# MATERIAL TO PROCESS
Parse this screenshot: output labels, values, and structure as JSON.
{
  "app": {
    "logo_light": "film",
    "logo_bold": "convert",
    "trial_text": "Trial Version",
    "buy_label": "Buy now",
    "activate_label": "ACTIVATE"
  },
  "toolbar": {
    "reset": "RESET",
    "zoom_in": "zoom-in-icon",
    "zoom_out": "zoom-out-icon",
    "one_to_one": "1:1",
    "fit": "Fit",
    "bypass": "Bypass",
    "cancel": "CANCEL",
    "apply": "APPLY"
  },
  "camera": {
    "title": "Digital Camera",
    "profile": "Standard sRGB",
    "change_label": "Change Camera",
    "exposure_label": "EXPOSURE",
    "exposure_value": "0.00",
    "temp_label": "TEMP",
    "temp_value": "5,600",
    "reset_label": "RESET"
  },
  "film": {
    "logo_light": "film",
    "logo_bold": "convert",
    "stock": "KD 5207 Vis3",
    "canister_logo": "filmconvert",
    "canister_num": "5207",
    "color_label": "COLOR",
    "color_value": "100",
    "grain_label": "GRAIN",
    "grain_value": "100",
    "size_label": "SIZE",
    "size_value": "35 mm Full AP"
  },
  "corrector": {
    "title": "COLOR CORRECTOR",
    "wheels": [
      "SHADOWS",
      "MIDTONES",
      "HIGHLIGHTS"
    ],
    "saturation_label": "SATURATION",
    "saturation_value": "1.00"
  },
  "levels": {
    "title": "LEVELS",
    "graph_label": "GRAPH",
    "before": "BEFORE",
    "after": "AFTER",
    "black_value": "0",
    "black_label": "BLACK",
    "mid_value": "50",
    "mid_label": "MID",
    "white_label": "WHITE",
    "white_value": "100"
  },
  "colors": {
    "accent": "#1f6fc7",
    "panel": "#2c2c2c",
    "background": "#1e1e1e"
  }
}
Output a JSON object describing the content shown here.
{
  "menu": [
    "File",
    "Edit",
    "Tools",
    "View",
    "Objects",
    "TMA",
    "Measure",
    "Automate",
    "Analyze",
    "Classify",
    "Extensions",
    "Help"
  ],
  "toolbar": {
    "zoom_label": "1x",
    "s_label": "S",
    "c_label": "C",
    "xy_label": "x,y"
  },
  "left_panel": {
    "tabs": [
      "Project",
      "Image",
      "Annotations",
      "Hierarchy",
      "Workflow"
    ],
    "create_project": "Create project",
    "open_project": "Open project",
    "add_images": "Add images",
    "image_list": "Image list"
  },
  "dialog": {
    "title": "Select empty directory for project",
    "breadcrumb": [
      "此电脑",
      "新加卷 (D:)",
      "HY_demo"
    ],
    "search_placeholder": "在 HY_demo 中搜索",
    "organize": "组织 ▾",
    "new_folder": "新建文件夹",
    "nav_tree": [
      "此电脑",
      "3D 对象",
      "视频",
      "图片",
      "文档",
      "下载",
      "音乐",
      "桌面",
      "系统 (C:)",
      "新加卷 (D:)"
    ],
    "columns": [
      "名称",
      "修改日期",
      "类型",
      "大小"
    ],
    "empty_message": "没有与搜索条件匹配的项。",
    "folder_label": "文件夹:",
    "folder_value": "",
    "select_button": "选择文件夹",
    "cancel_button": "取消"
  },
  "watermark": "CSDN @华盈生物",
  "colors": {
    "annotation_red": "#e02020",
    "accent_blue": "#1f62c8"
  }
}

# PROBLEM DESCRIPTION
Can you restate every record above word for word?

# ANSWER
Parse this screenshot: output labels, values, and structure as JSON.
{
  "app": {
    "logo_light": "film",
    "logo_bold": "convert",
    "trial_text": "Trial Version",
    "buy_label": "Buy now",
    "activate_label": "ACTIVATE"
  },
  "toolbar": {
    "reset": "RESET",
    "zoom_in": "zoom-in-icon",
    "zoom_out": "zoom-out-icon",
    "one_to_one": "1:1",
    "fit": "Fit",
    "bypass": "Bypass",
    "cancel": "CANCEL",
    "apply": "APPLY"
  },
  "camera": {
    "title": "Digital Camera",
    "profile": "Standard sRGB",
    "change_label": "Change Camera",
    "exposure_label": "EXPOSURE",
    "exposure_value": "0.00",
    "temp_label": "TEMP",
    "temp_value": "5,600",
    "reset_label": "RESET"
  },
  "film": {
    "logo_light": "film",
    "logo_bold": "convert",
    "stock": "KD 5207 Vis3",
    "canister_logo": "filmconvert",
    "canister_num": "5207",
    "color_label": "COLOR",
    "color_value": "100",
    "grain_label": "GRAIN",
    "grain_value": "100",
    "size_label": "SIZE",
    "size_value": "35 mm Full AP"
  },
  "corrector": {
    "title": "COLOR CORRECTOR",
    "wheels": [
      "SHADOWS",
      "MIDTONES",
      "HIGHLIGHTS"
    ],
    "saturation_label": "SATURATION",
    "saturation_value": "1.00"
  },
  "levels": {
    "title": "LEVELS",
    "graph_label": "GRAPH",
    "before": "BEFORE",
    "after": "AFTER",
    "black_value": "0",
    "black_label": "BLACK",
    "mid_value": "50",
    "mid_label": "MID",
    "white_label": "WHITE",
    "white_value": "100"
  },
  "colors": {
    "accent": "#1f6fc7",
    "panel": "#2c2c2c",
    "background": "#1e1e1e"
  }
}
Output a JSON object describing the content shown here.
{
  "menu": [
    "File",
    "Edit",
    "Tools",
    "View",
    "Objects",
    "TMA",
    "Measure",
    "Automate",
    "Analyze",
    "Classify",
    "Extensions",
    "Help"
  ],
  "toolbar": {
    "zoom_label": "1x",
    "s_label": "S",
    "c_label": "C",
    "xy_label": "x,y"
  },
  "left_panel": {
    "tabs": [
      "Project",
      "Image",
      "Annotations",
      "Hierarchy",
      "Workflow"
    ],
    "create_project": "Create project",
    "open_project": "Open project",
    "add_images": "Add images",
    "image_list": "Image list"
  },
  "dialog": {
    "title": "Select empty directory for project",
    "breadcrumb": [
      "此电脑",
      "新加卷 (D:)",
      "HY_demo"
    ],
    "search_placeholder": "在 HY_demo 中搜索",
    "organize": "组织 ▾",
    "new_folder": "新建文件夹",
    "nav_tree": [
      "此电脑",
      "3D 对象",
      "视频",
      "图片",
      "文档",
      "下载",
      "音乐",
      "桌面",
      "系统 (C:)",
      "新加卷 (D:)"
    ],
    "columns": [
      "名称",
      "修改日期",
      "类型",
      "大小"
    ],
    "empty_message": "没有与搜索条件匹配的项。",
    "folder_label": "文件夹:",
    "folder_value": "",
    "select_button": "选择文件夹",
    "cancel_button": "取消"
  },
  "watermark": "CSDN @华盈生物",
  "colors": {
    "annotation_red": "#e02020",
    "accent_blue": "#1f62c8"
  }
}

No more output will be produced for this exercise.